> [RAW RECORDS]:

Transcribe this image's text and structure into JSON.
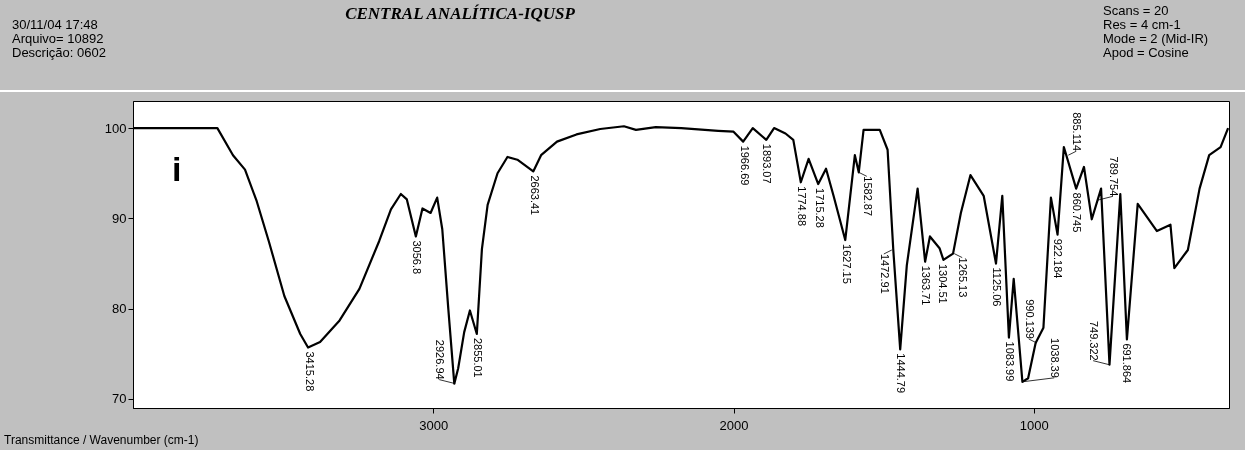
{
  "chart_data": {
    "type": "line",
    "title": "CENTRAL ANALÍTICA-IQUSP",
    "xlabel": "Transmittance / Wavenumber (cm-1)",
    "xlim": [
      4000,
      350
    ],
    "ylim": [
      69,
      103
    ],
    "xticks": [
      3000,
      2000,
      1000
    ],
    "yticks": [
      70,
      80,
      90,
      100
    ],
    "grid": false,
    "marker": "none",
    "line_style": "solid",
    "annotations": [
      "30/11/04 17:48",
      "Arquivo= 10892",
      "Descrição: 0602",
      "Scans = 20",
      "Res = 4 cm-1",
      "Mode = 2 (Mid-IR)",
      "Apod = Cosine",
      "i",
      {
        "text": "3415.28",
        "x": 3415.28,
        "y": 75.7
      },
      {
        "text": "3056.8",
        "x": 3056.8,
        "y": 88.0
      },
      {
        "text": "2926.94",
        "x": 2926.94,
        "y": 71.7
      },
      {
        "text": "2855.01",
        "x": 2855.01,
        "y": 77.2
      },
      {
        "text": "2663.41",
        "x": 2663.41,
        "y": 95.2
      },
      {
        "text": "1966.69",
        "x": 1966.69,
        "y": 98.5
      },
      {
        "text": "1893.07",
        "x": 1893.07,
        "y": 98.7
      },
      {
        "text": "1774.88",
        "x": 1774.88,
        "y": 94.0
      },
      {
        "text": "1715.28",
        "x": 1715.28,
        "y": 93.8
      },
      {
        "text": "1627.15",
        "x": 1627.15,
        "y": 87.6
      },
      {
        "text": "1582.87",
        "x": 1582.87,
        "y": 95.1
      },
      {
        "text": "1472.91",
        "x": 1472.91,
        "y": 86.5
      },
      {
        "text": "1444.79",
        "x": 1444.79,
        "y": 75.5
      },
      {
        "text": "1363.71",
        "x": 1363.71,
        "y": 85.2
      },
      {
        "text": "1304.51",
        "x": 1304.51,
        "y": 85.4
      },
      {
        "text": "1265.13",
        "x": 1265.13,
        "y": 86.1
      },
      {
        "text": "1125.06",
        "x": 1125.06,
        "y": 85.0
      },
      {
        "text": "1083.99",
        "x": 1083.99,
        "y": 76.8
      },
      {
        "text": "1038.39",
        "x": 1038.39,
        "y": 71.9
      },
      {
        "text": "990.139",
        "x": 990.139,
        "y": 76.2
      },
      {
        "text": "922.184",
        "x": 922.184,
        "y": 88.2
      },
      {
        "text": "885.114",
        "x": 885.114,
        "y": 97.0
      },
      {
        "text": "860.745",
        "x": 860.745,
        "y": 93.3
      },
      {
        "text": "789.754",
        "x": 789.754,
        "y": 92.0
      },
      {
        "text": "749.322",
        "x": 749.322,
        "y": 73.8
      },
      {
        "text": "691.864",
        "x": 691.864,
        "y": 76.6
      }
    ],
    "series": [
      {
        "color": "#000000",
        "x": [
          4000,
          3864,
          3772,
          3719,
          3667,
          3627,
          3588,
          3548,
          3496,
          3443,
          3417,
          3377,
          3312,
          3246,
          3180,
          3141,
          3108,
          3088,
          3058,
          3036,
          3009,
          2987,
          2970,
          2950,
          2930,
          2917,
          2897,
          2878,
          2855,
          2838,
          2819,
          2786,
          2753,
          2720,
          2667,
          2641,
          2588,
          2523,
          2444,
          2365,
          2325,
          2259,
          2174,
          2051,
          2000,
          1968,
          1936,
          1891,
          1865,
          1827,
          1801,
          1776,
          1750,
          1718,
          1692,
          1667,
          1628,
          1596,
          1583,
          1567,
          1513,
          1487,
          1468,
          1445,
          1423,
          1387,
          1362,
          1346,
          1314,
          1301,
          1269,
          1243,
          1211,
          1167,
          1126,
          1105,
          1083,
          1067,
          1038,
          1019,
          994,
          968,
          943,
          921,
          900,
          859,
          833,
          807,
          776,
          748,
          712,
          690,
          654,
          590,
          545,
          532,
          487,
          448,
          416,
          378,
          353
        ],
        "values": [
          100,
          100,
          100,
          100,
          97.0,
          95.4,
          91.9,
          87.5,
          81.4,
          77.2,
          75.7,
          76.3,
          78.7,
          82.2,
          87.5,
          91.0,
          92.7,
          92.1,
          88.0,
          91.1,
          90.6,
          92.3,
          88.8,
          80.0,
          71.7,
          73.4,
          77.4,
          79.8,
          77.2,
          86.6,
          91.5,
          95.0,
          96.8,
          96.5,
          95.2,
          97.0,
          98.5,
          99.3,
          99.9,
          100.2,
          99.8,
          100.1,
          100,
          99.7,
          99.6,
          98.5,
          100,
          98.7,
          100,
          99.4,
          98.7,
          94.0,
          96.6,
          93.8,
          95.5,
          92.5,
          87.6,
          97.0,
          95.1,
          99.8,
          99.8,
          97.6,
          86.5,
          75.5,
          84.8,
          93.3,
          85.2,
          88.0,
          86.7,
          85.4,
          86.1,
          90.6,
          94.8,
          92.5,
          85.0,
          92.5,
          76.8,
          83.3,
          71.9,
          72.3,
          76.2,
          77.9,
          92.3,
          88.2,
          97.9,
          93.3,
          95.7,
          89.9,
          93.3,
          73.8,
          92.7,
          76.6,
          91.6,
          88.6,
          89.3,
          84.5,
          86.5,
          93.3,
          97.0,
          97.9,
          100
        ]
      }
    ]
  }
}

> [SET TASK]: Give an exact reproduction of every line, leaving out any picture.

> [REPLY TO THE TASK]:
Transcribe this image's text and structure into JSON.
{
  "chart_data": {
    "type": "line",
    "title": "CENTRAL ANALÍTICA-IQUSP",
    "xlabel": "Transmittance / Wavenumber (cm-1)",
    "xlim": [
      4000,
      350
    ],
    "ylim": [
      69,
      103
    ],
    "xticks": [
      3000,
      2000,
      1000
    ],
    "yticks": [
      70,
      80,
      90,
      100
    ],
    "grid": false,
    "marker": "none",
    "line_style": "solid",
    "annotations": [
      "30/11/04 17:48",
      "Arquivo= 10892",
      "Descrição: 0602",
      "Scans = 20",
      "Res = 4 cm-1",
      "Mode = 2 (Mid-IR)",
      "Apod = Cosine",
      "i",
      {
        "text": "3415.28",
        "x": 3415.28,
        "y": 75.7
      },
      {
        "text": "3056.8",
        "x": 3056.8,
        "y": 88.0
      },
      {
        "text": "2926.94",
        "x": 2926.94,
        "y": 71.7
      },
      {
        "text": "2855.01",
        "x": 2855.01,
        "y": 77.2
      },
      {
        "text": "2663.41",
        "x": 2663.41,
        "y": 95.2
      },
      {
        "text": "1966.69",
        "x": 1966.69,
        "y": 98.5
      },
      {
        "text": "1893.07",
        "x": 1893.07,
        "y": 98.7
      },
      {
        "text": "1774.88",
        "x": 1774.88,
        "y": 94.0
      },
      {
        "text": "1715.28",
        "x": 1715.28,
        "y": 93.8
      },
      {
        "text": "1627.15",
        "x": 1627.15,
        "y": 87.6
      },
      {
        "text": "1582.87",
        "x": 1582.87,
        "y": 95.1
      },
      {
        "text": "1472.91",
        "x": 1472.91,
        "y": 86.5
      },
      {
        "text": "1444.79",
        "x": 1444.79,
        "y": 75.5
      },
      {
        "text": "1363.71",
        "x": 1363.71,
        "y": 85.2
      },
      {
        "text": "1304.51",
        "x": 1304.51,
        "y": 85.4
      },
      {
        "text": "1265.13",
        "x": 1265.13,
        "y": 86.1
      },
      {
        "text": "1125.06",
        "x": 1125.06,
        "y": 85.0
      },
      {
        "text": "1083.99",
        "x": 1083.99,
        "y": 76.8
      },
      {
        "text": "1038.39",
        "x": 1038.39,
        "y": 71.9
      },
      {
        "text": "990.139",
        "x": 990.139,
        "y": 76.2
      },
      {
        "text": "922.184",
        "x": 922.184,
        "y": 88.2
      },
      {
        "text": "885.114",
        "x": 885.114,
        "y": 97.0
      },
      {
        "text": "860.745",
        "x": 860.745,
        "y": 93.3
      },
      {
        "text": "789.754",
        "x": 789.754,
        "y": 92.0
      },
      {
        "text": "749.322",
        "x": 749.322,
        "y": 73.8
      },
      {
        "text": "691.864",
        "x": 691.864,
        "y": 76.6
      }
    ],
    "series": [
      {
        "color": "#000000",
        "x": [
          4000,
          3864,
          3772,
          3719,
          3667,
          3627,
          3588,
          3548,
          3496,
          3443,
          3417,
          3377,
          3312,
          3246,
          3180,
          3141,
          3108,
          3088,
          3058,
          3036,
          3009,
          2987,
          2970,
          2950,
          2930,
          2917,
          2897,
          2878,
          2855,
          2838,
          2819,
          2786,
          2753,
          2720,
          2667,
          2641,
          2588,
          2523,
          2444,
          2365,
          2325,
          2259,
          2174,
          2051,
          2000,
          1968,
          1936,
          1891,
          1865,
          1827,
          1801,
          1776,
          1750,
          1718,
          1692,
          1667,
          1628,
          1596,
          1583,
          1567,
          1513,
          1487,
          1468,
          1445,
          1423,
          1387,
          1362,
          1346,
          1314,
          1301,
          1269,
          1243,
          1211,
          1167,
          1126,
          1105,
          1083,
          1067,
          1038,
          1019,
          994,
          968,
          943,
          921,
          900,
          859,
          833,
          807,
          776,
          748,
          712,
          690,
          654,
          590,
          545,
          532,
          487,
          448,
          416,
          378,
          353
        ],
        "values": [
          100,
          100,
          100,
          100,
          97.0,
          95.4,
          91.9,
          87.5,
          81.4,
          77.2,
          75.7,
          76.3,
          78.7,
          82.2,
          87.5,
          91.0,
          92.7,
          92.1,
          88.0,
          91.1,
          90.6,
          92.3,
          88.8,
          80.0,
          71.7,
          73.4,
          77.4,
          79.8,
          77.2,
          86.6,
          91.5,
          95.0,
          96.8,
          96.5,
          95.2,
          97.0,
          98.5,
          99.3,
          99.9,
          100.2,
          99.8,
          100.1,
          100,
          99.7,
          99.6,
          98.5,
          100,
          98.7,
          100,
          99.4,
          98.7,
          94.0,
          96.6,
          93.8,
          95.5,
          92.5,
          87.6,
          97.0,
          95.1,
          99.8,
          99.8,
          97.6,
          86.5,
          75.5,
          84.8,
          93.3,
          85.2,
          88.0,
          86.7,
          85.4,
          86.1,
          90.6,
          94.8,
          92.5,
          85.0,
          92.5,
          76.8,
          83.3,
          71.9,
          72.3,
          76.2,
          77.9,
          92.3,
          88.2,
          97.9,
          93.3,
          95.7,
          89.9,
          93.3,
          73.8,
          92.7,
          76.6,
          91.6,
          88.6,
          89.3,
          84.5,
          86.5,
          93.3,
          97.0,
          97.9,
          100
        ]
      }
    ]
  }
}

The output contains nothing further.